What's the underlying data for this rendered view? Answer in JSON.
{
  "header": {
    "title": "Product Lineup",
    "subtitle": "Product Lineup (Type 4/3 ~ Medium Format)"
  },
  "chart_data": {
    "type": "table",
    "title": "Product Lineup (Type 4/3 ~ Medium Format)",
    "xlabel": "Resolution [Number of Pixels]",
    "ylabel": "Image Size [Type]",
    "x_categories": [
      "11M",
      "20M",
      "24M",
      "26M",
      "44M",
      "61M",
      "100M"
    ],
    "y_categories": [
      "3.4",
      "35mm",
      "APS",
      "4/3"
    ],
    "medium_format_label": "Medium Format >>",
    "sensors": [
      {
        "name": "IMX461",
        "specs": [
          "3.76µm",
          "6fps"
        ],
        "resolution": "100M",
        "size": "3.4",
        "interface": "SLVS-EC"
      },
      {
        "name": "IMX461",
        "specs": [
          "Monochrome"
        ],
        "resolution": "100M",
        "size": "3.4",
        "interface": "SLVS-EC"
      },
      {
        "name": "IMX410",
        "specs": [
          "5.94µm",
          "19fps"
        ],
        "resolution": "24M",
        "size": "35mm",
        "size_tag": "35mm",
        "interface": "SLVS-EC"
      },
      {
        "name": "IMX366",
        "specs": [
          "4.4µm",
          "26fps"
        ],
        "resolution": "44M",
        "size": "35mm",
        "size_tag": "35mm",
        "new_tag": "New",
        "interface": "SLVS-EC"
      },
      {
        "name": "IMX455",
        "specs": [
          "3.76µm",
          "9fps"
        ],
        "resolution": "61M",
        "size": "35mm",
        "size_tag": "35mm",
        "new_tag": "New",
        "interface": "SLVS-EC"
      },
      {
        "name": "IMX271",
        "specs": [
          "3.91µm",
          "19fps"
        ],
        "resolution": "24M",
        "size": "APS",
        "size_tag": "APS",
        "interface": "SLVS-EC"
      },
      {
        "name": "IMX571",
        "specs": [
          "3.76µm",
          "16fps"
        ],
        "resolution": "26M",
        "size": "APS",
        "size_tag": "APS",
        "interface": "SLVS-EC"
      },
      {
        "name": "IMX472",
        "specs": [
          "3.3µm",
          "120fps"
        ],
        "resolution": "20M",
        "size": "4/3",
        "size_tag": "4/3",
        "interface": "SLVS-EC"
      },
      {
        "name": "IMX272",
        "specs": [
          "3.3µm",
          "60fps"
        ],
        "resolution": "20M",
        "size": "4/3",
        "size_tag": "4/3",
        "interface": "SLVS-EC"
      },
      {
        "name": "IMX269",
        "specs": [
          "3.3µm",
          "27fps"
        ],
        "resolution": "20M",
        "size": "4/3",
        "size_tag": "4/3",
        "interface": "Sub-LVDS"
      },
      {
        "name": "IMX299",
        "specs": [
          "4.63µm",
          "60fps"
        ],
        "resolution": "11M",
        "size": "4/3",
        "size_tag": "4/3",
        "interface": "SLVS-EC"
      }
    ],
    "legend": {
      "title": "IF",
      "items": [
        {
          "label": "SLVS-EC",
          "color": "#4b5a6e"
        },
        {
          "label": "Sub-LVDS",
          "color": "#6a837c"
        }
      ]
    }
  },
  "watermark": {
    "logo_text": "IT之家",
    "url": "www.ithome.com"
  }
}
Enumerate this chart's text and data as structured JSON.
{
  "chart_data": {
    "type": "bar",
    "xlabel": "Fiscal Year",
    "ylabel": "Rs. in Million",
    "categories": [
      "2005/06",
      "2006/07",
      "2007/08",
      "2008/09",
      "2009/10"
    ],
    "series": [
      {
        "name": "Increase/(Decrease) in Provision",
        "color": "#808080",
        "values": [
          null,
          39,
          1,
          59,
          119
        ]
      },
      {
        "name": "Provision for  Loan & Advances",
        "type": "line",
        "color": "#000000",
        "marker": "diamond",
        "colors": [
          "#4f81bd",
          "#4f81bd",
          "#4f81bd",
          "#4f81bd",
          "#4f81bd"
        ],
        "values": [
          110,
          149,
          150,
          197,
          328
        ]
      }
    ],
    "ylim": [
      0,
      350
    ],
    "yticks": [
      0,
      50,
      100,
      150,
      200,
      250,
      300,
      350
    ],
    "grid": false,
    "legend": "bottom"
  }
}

══════════

**EXERCISE AIM**
Retype all of the entries precisely as they are.

**SOLVED PROBLEM**
What's the underlying data for this rendered view? Answer in JSON.
{
  "header": {
    "title": "Product Lineup",
    "subtitle": "Product Lineup (Type 4/3 ~ Medium Format)"
  },
  "chart_data": {
    "type": "table",
    "title": "Product Lineup (Type 4/3 ~ Medium Format)",
    "xlabel": "Resolution [Number of Pixels]",
    "ylabel": "Image Size [Type]",
    "x_categories": [
      "11M",
      "20M",
      "24M",
      "26M",
      "44M",
      "61M",
      "100M"
    ],
    "y_categories": [
      "3.4",
      "35mm",
      "APS",
      "4/3"
    ],
    "medium_format_label": "Medium Format >>",
    "sensors": [
      {
        "name": "IMX461",
        "specs": [
          "3.76µm",
          "6fps"
        ],
        "resolution": "100M",
        "size": "3.4",
        "interface": "SLVS-EC"
      },
      {
        "name": "IMX461",
        "specs": [
          "Monochrome"
        ],
        "resolution": "100M",
        "size": "3.4",
        "interface": "SLVS-EC"
      },
      {
        "name": "IMX410",
        "specs": [
          "5.94µm",
          "19fps"
        ],
        "resolution": "24M",
        "size": "35mm",
        "size_tag": "35mm",
        "interface": "SLVS-EC"
      },
      {
        "name": "IMX366",
        "specs": [
          "4.4µm",
          "26fps"
        ],
        "resolution": "44M",
        "size": "35mm",
        "size_tag": "35mm",
        "new_tag": "New",
        "interface": "SLVS-EC"
      },
      {
        "name": "IMX455",
        "specs": [
          "3.76µm",
          "9fps"
        ],
        "resolution": "61M",
        "size": "35mm",
        "size_tag": "35mm",
        "new_tag": "New",
        "interface": "SLVS-EC"
      },
      {
        "name": "IMX271",
        "specs": [
          "3.91µm",
          "19fps"
        ],
        "resolution": "24M",
        "size": "APS",
        "size_tag": "APS",
        "interface": "SLVS-EC"
      },
      {
        "name": "IMX571",
        "specs": [
          "3.76µm",
          "16fps"
        ],
        "resolution": "26M",
        "size": "APS",
        "size_tag": "APS",
        "interface": "SLVS-EC"
      },
      {
        "name": "IMX472",
        "specs": [
          "3.3µm",
          "120fps"
        ],
        "resolution": "20M",
        "size": "4/3",
        "size_tag": "4/3",
        "interface": "SLVS-EC"
      },
      {
        "name": "IMX272",
        "specs": [
          "3.3µm",
          "60fps"
        ],
        "resolution": "20M",
        "size": "4/3",
        "size_tag": "4/3",
        "interface": "SLVS-EC"
      },
      {
        "name": "IMX269",
        "specs": [
          "3.3µm",
          "27fps"
        ],
        "resolution": "20M",
        "size": "4/3",
        "size_tag": "4/3",
        "interface": "Sub-LVDS"
      },
      {
        "name": "IMX299",
        "specs": [
          "4.63µm",
          "60fps"
        ],
        "resolution": "11M",
        "size": "4/3",
        "size_tag": "4/3",
        "interface": "SLVS-EC"
      }
    ],
    "legend": {
      "title": "IF",
      "items": [
        {
          "label": "SLVS-EC",
          "color": "#4b5a6e"
        },
        {
          "label": "Sub-LVDS",
          "color": "#6a837c"
        }
      ]
    }
  },
  "watermark": {
    "logo_text": "IT之家",
    "url": "www.ithome.com"
  }
}
Enumerate this chart's text and data as structured JSON.
{
  "chart_data": {
    "type": "bar",
    "xlabel": "Fiscal Year",
    "ylabel": "Rs. in Million",
    "categories": [
      "2005/06",
      "2006/07",
      "2007/08",
      "2008/09",
      "2009/10"
    ],
    "series": [
      {
        "name": "Increase/(Decrease) in Provision",
        "color": "#808080",
        "values": [
          null,
          39,
          1,
          59,
          119
        ]
      },
      {
        "name": "Provision for  Loan & Advances",
        "type": "line",
        "color": "#000000",
        "marker": "diamond",
        "colors": [
          "#4f81bd",
          "#4f81bd",
          "#4f81bd",
          "#4f81bd",
          "#4f81bd"
        ],
        "values": [
          110,
          149,
          150,
          197,
          328
        ]
      }
    ],
    "ylim": [
      0,
      350
    ],
    "yticks": [
      0,
      50,
      100,
      150,
      200,
      250,
      300,
      350
    ],
    "grid": false,
    "legend": "bottom"
  }
}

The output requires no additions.